(Records that describe figures)
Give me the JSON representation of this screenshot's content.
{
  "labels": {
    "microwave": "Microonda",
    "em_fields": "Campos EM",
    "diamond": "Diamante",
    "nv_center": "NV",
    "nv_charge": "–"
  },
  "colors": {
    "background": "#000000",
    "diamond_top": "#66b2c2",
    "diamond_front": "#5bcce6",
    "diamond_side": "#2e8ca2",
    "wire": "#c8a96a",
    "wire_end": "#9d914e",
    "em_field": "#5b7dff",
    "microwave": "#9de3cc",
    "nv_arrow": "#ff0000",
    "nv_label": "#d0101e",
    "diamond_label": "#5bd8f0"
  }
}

Work to do ▸ Restate every record exactly, leaving nothing out.

Solution below ▸
Give me the JSON representation of this screenshot's content.
{
  "labels": {
    "microwave": "Microonda",
    "em_fields": "Campos EM",
    "diamond": "Diamante",
    "nv_center": "NV",
    "nv_charge": "–"
  },
  "colors": {
    "background": "#000000",
    "diamond_top": "#66b2c2",
    "diamond_front": "#5bcce6",
    "diamond_side": "#2e8ca2",
    "wire": "#c8a96a",
    "wire_end": "#9d914e",
    "em_field": "#5b7dff",
    "microwave": "#9de3cc",
    "nv_arrow": "#ff0000",
    "nv_label": "#d0101e",
    "diamond_label": "#5bd8f0"
  }
}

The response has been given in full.